TASK BRIEF » Set down the material once more, exactly as it appears.

DATA FOR THE TASK »
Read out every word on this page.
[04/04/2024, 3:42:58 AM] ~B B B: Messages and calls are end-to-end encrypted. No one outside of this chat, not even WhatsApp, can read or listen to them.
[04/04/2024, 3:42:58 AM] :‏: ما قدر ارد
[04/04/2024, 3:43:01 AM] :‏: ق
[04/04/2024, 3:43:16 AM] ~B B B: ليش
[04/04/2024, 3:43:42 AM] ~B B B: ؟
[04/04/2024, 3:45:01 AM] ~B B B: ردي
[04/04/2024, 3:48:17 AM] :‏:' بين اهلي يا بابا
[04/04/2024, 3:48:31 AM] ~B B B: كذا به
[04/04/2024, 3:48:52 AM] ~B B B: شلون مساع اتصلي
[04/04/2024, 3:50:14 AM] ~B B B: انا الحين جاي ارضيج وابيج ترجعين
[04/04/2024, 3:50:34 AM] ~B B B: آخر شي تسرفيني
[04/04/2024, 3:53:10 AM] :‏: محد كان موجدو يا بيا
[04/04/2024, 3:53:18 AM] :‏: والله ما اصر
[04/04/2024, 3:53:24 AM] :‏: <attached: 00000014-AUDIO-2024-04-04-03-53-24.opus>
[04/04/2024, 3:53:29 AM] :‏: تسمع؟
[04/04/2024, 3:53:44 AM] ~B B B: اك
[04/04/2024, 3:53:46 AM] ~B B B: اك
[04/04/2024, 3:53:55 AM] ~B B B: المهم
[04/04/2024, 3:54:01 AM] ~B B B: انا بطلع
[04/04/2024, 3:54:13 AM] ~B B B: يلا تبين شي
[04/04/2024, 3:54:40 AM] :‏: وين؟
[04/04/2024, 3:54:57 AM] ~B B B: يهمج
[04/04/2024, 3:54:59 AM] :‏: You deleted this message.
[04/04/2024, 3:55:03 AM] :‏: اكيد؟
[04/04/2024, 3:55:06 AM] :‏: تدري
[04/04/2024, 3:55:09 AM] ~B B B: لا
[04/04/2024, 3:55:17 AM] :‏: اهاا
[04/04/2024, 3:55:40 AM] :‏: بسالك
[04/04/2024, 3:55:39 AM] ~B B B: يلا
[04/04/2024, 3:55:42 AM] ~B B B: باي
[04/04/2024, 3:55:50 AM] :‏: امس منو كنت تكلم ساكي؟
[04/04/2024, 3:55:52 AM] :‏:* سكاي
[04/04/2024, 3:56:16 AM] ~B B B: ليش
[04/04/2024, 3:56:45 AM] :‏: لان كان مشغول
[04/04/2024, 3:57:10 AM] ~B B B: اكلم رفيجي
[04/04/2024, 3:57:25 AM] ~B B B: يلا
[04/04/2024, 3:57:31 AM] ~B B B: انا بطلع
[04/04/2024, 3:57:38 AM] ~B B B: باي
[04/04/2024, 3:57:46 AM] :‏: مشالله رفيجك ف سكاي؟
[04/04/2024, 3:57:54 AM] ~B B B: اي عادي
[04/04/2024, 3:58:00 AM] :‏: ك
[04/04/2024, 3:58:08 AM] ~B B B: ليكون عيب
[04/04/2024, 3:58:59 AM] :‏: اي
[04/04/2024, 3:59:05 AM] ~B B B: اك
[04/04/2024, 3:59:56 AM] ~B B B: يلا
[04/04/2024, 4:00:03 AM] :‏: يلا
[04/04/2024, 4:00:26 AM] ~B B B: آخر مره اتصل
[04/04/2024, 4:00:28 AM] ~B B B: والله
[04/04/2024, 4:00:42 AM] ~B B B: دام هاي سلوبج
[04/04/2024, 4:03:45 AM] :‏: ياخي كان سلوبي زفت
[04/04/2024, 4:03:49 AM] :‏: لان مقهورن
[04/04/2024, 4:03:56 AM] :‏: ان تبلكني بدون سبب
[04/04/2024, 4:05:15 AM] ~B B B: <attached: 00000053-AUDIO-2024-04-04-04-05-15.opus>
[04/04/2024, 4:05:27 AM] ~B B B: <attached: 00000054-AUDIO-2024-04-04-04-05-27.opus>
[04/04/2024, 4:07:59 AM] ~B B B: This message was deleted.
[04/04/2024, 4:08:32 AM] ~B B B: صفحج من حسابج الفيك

TASK ANSWER »
Read out every word on this page.
[04/04/2024, 3:42:58 AM] ~B B B: Messages and calls are end-to-end encrypted. No one outside of this chat, not even WhatsApp, can read or listen to them.
[04/04/2024, 3:42:58 AM] :‏: ما قدر ارد
[04/04/2024, 3:43:01 AM] :‏: ق
[04/04/2024, 3:43:16 AM] ~B B B: ليش
[04/04/2024, 3:43:42 AM] ~B B B: ؟
[04/04/2024, 3:45:01 AM] ~B B B: ردي
[04/04/2024, 3:48:17 AM] :‏:' بين اهلي يا بابا
[04/04/2024, 3:48:31 AM] ~B B B: كذا به
[04/04/2024, 3:48:52 AM] ~B B B: شلون مساع اتصلي
[04/04/2024, 3:50:14 AM] ~B B B: انا الحين جاي ارضيج وابيج ترجعين
[04/04/2024, 3:50:34 AM] ~B B B: آخر شي تسرفيني
[04/04/2024, 3:53:10 AM] :‏: محد كان موجدو يا بيا
[04/04/2024, 3:53:18 AM] :‏: والله ما اصر
[04/04/2024, 3:53:24 AM] :‏: <attached: 00000014-AUDIO-2024-04-04-03-53-24.opus>
[04/04/2024, 3:53:29 AM] :‏: تسمع؟
[04/04/2024, 3:53:44 AM] ~B B B: اك
[04/04/2024, 3:53:46 AM] ~B B B: اك
[04/04/2024, 3:53:55 AM] ~B B B: المهم
[04/04/2024, 3:54:01 AM] ~B B B: انا بطلع
[04/04/2024, 3:54:13 AM] ~B B B: يلا تبين شي
[04/04/2024, 3:54:40 AM] :‏: وين؟
[04/04/2024, 3:54:57 AM] ~B B B: يهمج
[04/04/2024, 3:54:59 AM] :‏: You deleted this message.
[04/04/2024, 3:55:03 AM] :‏: اكيد؟
[04/04/2024, 3:55:06 AM] :‏: تدري
[04/04/2024, 3:55:09 AM] ~B B B: لا
[04/04/2024, 3:55:17 AM] :‏: اهاا
[04/04/2024, 3:55:40 AM] :‏: بسالك
[04/04/2024, 3:55:39 AM] ~B B B: يلا
[04/04/2024, 3:55:42 AM] ~B B B: باي
[04/04/2024, 3:55:50 AM] :‏: امس منو كنت تكلم ساكي؟
[04/04/2024, 3:55:52 AM] :‏:* سكاي
[04/04/2024, 3:56:16 AM] ~B B B: ليش
[04/04/2024, 3:56:45 AM] :‏: لان كان مشغول
[04/04/2024, 3:57:10 AM] ~B B B: اكلم رفيجي
[04/04/2024, 3:57:25 AM] ~B B B: يلا
[04/04/2024, 3:57:31 AM] ~B B B: انا بطلع
[04/04/2024, 3:57:38 AM] ~B B B: باي
[04/04/2024, 3:57:46 AM] :‏: مشالله رفيجك ف سكاي؟
[04/04/2024, 3:57:54 AM] ~B B B: اي عادي
[04/04/2024, 3:58:00 AM] :‏: ك
[04/04/2024, 3:58:08 AM] ~B B B: ليكون عيب
[04/04/2024, 3:58:59 AM] :‏: اي
[04/04/2024, 3:59:05 AM] ~B B B: اك
[04/04/2024, 3:59:56 AM] ~B B B: يلا
[04/04/2024, 4:00:03 AM] :‏: يلا
[04/04/2024, 4:00:26 AM] ~B B B: آخر مره اتصل
[04/04/2024, 4:00:28 AM] ~B B B: والله
[04/04/2024, 4:00:42 AM] ~B B B: دام هاي سلوبج
[04/04/2024, 4:03:45 AM] :‏: ياخي كان سلوبي زفت
[04/04/2024, 4:03:49 AM] :‏: لان مقهورن
[04/04/2024, 4:03:56 AM] :‏: ان تبلكني بدون سبب
[04/04/2024, 4:05:15 AM] ~B B B: <attached: 00000053-AUDIO-2024-04-04-04-05-15.opus>
[04/04/2024, 4:05:27 AM] ~B B B: <attached: 00000054-AUDIO-2024-04-04-04-05-27.opus>
[04/04/2024, 4:07:59 AM] ~B B B: This message was deleted.
[04/04/2024, 4:08:32 AM] ~B B B: صفحج من حسابج الفيك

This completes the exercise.